§ What the task asks
Output each line exactly as it appears, skipping any embedded picture.

[Records about charts and figures]

..........

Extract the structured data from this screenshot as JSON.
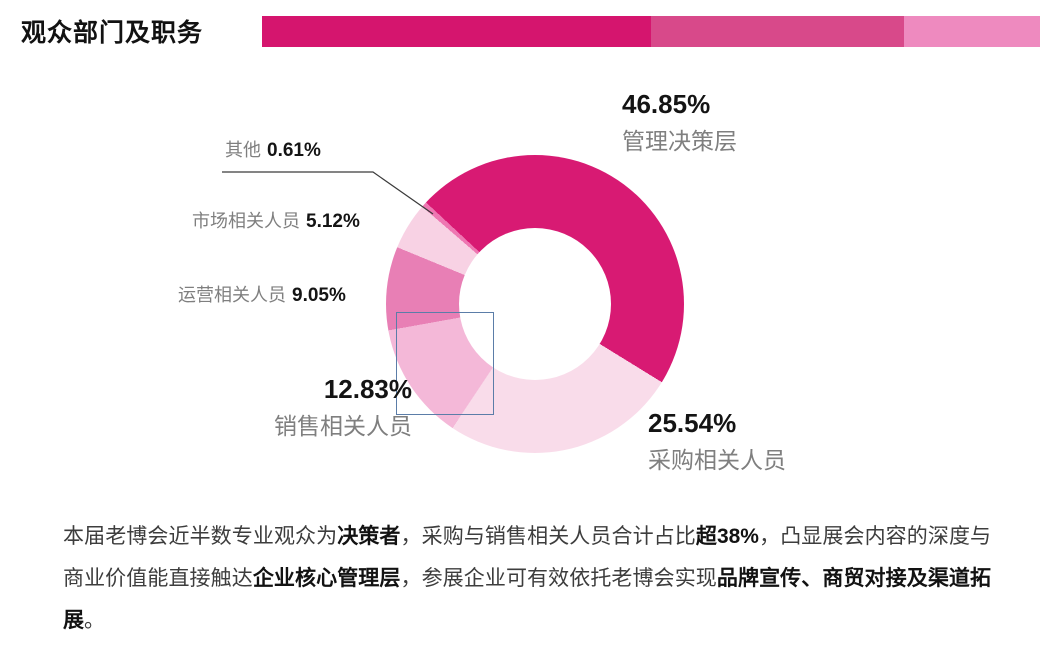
{
  "header": {
    "title": "观众部门及职务",
    "bar_segments": [
      {
        "color": "#d5156e",
        "width_pct": 50
      },
      {
        "color": "#d8498a",
        "width_pct": 32.5
      },
      {
        "color": "#ee8abf",
        "width_pct": 17.5
      }
    ]
  },
  "chart_data": {
    "type": "pie",
    "subtype": "donut",
    "title": "观众部门及职务",
    "start_angle_deg": -47,
    "inner_radius_ratio": 0.51,
    "legend_position": "callout-labels",
    "segments": [
      {
        "label": "管理决策层",
        "value": 46.85,
        "display": "46.85%",
        "color": "#d81a73"
      },
      {
        "label": "采购相关人员",
        "value": 25.54,
        "display": "25.54%",
        "color": "#f9dcea"
      },
      {
        "label": "销售相关人员",
        "value": 12.83,
        "display": "12.83%",
        "color": "#f4b8d8"
      },
      {
        "label": "运营相关人员",
        "value": 9.05,
        "display": "9.05%",
        "color": "#e87fb5"
      },
      {
        "label": "市场相关人员",
        "value": 5.12,
        "display": "5.12%",
        "color": "#f8d2e4"
      },
      {
        "label": "其他",
        "value": 0.61,
        "display": "0.61%",
        "color": "#ee77b2"
      }
    ]
  },
  "callouts": {
    "management": {
      "pct": "46.85%",
      "name": "管理决策层"
    },
    "procurement": {
      "pct": "25.54%",
      "name": "采购相关人员"
    },
    "sales": {
      "pct": "12.83%",
      "name": "销售相关人员"
    },
    "operations": {
      "name": "运营相关人员",
      "pct": "9.05%"
    },
    "marketing": {
      "name": "市场相关人员",
      "pct": "5.12%"
    },
    "other": {
      "name": "其他",
      "pct": "0.61%"
    }
  },
  "summary": {
    "runs": [
      {
        "text": "本届老博会近半数专业观众为",
        "bold": false
      },
      {
        "text": "决策者",
        "bold": true
      },
      {
        "text": "，采购与销售相关人员合计占比",
        "bold": false
      },
      {
        "text": "超38%",
        "bold": true
      },
      {
        "text": "，凸显展会内容的深度与商业价值能直接触达",
        "bold": false
      },
      {
        "text": "企业核心管理层",
        "bold": true
      },
      {
        "text": "，参展企业可有效依托老博会实现",
        "bold": false
      },
      {
        "text": "品牌宣传、商贸对接及渠道拓展",
        "bold": true
      },
      {
        "text": "。",
        "bold": false
      }
    ]
  }
}
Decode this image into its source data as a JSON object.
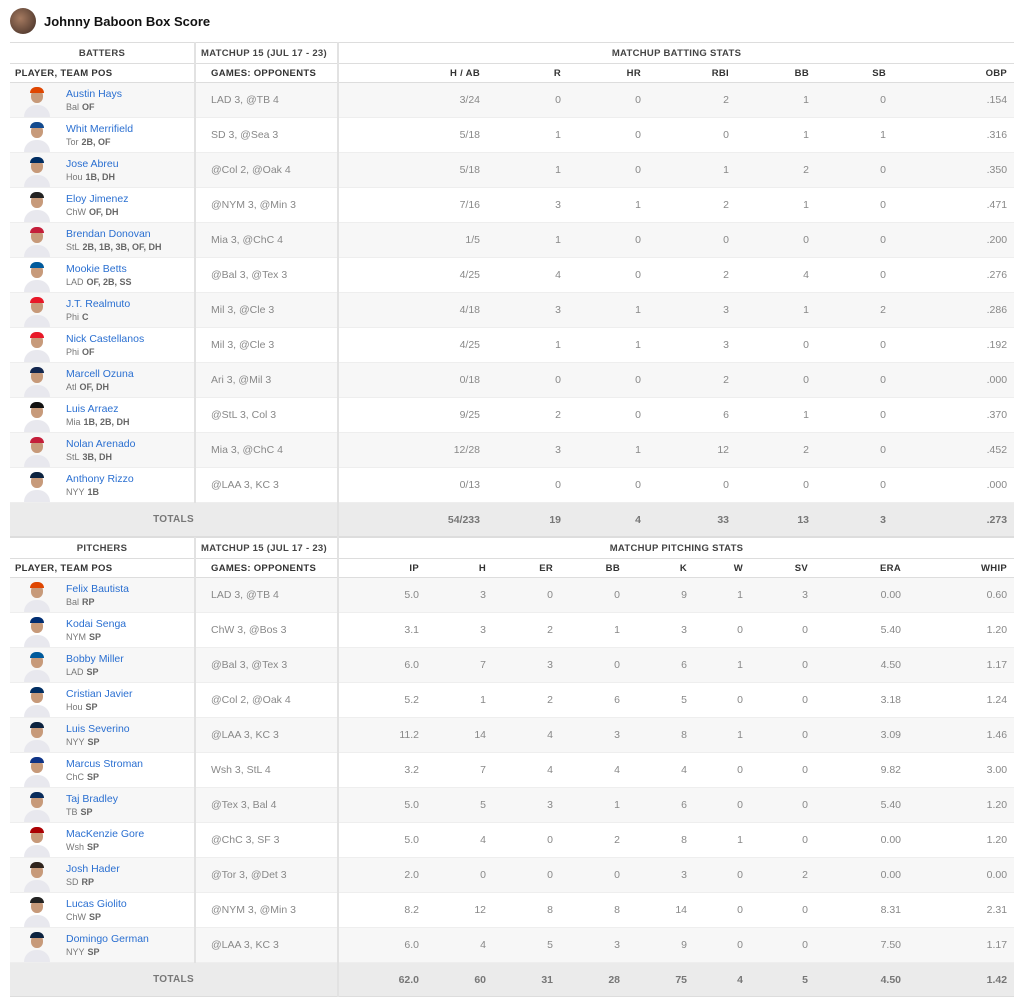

..........

§ Answer below
Extract the structured data from this screenshot as JSON.
{
  "header": {
    "title": "观众部门及职务",
    "bar_segments": [
      {
        "color": "#d5156e",
        "width_pct": 50
      },
      {
        "color": "#d8498a",
        "width_pct": 32.5
      },
      {
        "color": "#ee8abf",
        "width_pct": 17.5
      }
    ]
  },
  "chart_data": {
    "type": "pie",
    "subtype": "donut",
    "title": "观众部门及职务",
    "start_angle_deg": -47,
    "inner_radius_ratio": 0.51,
    "legend_position": "callout-labels",
    "segments": [
      {
        "label": "管理决策层",
        "value": 46.85,
        "display": "46.85%",
        "color": "#d81a73"
      },
      {
        "label": "采购相关人员",
        "value": 25.54,
        "display": "25.54%",
        "color": "#f9dcea"
      },
      {
        "label": "销售相关人员",
        "value": 12.83,
        "display": "12.83%",
        "color": "#f4b8d8"
      },
      {
        "label": "运营相关人员",
        "value": 9.05,
        "display": "9.05%",
        "color": "#e87fb5"
      },
      {
        "label": "市场相关人员",
        "value": 5.12,
        "display": "5.12%",
        "color": "#f8d2e4"
      },
      {
        "label": "其他",
        "value": 0.61,
        "display": "0.61%",
        "color": "#ee77b2"
      }
    ]
  },
  "callouts": {
    "management": {
      "pct": "46.85%",
      "name": "管理决策层"
    },
    "procurement": {
      "pct": "25.54%",
      "name": "采购相关人员"
    },
    "sales": {
      "pct": "12.83%",
      "name": "销售相关人员"
    },
    "operations": {
      "name": "运营相关人员",
      "pct": "9.05%"
    },
    "marketing": {
      "name": "市场相关人员",
      "pct": "5.12%"
    },
    "other": {
      "name": "其他",
      "pct": "0.61%"
    }
  },
  "summary": {
    "runs": [
      {
        "text": "本届老博会近半数专业观众为",
        "bold": false
      },
      {
        "text": "决策者",
        "bold": true
      },
      {
        "text": "，采购与销售相关人员合计占比",
        "bold": false
      },
      {
        "text": "超38%",
        "bold": true
      },
      {
        "text": "，凸显展会内容的深度与商业价值能直接触达",
        "bold": false
      },
      {
        "text": "企业核心管理层",
        "bold": true
      },
      {
        "text": "，参展企业可有效依托老博会实现",
        "bold": false
      },
      {
        "text": "品牌宣传、商贸对接及渠道拓展",
        "bold": true
      },
      {
        "text": "。",
        "bold": false
      }
    ]
  }
}
Decode this image into its source data as a JSON object.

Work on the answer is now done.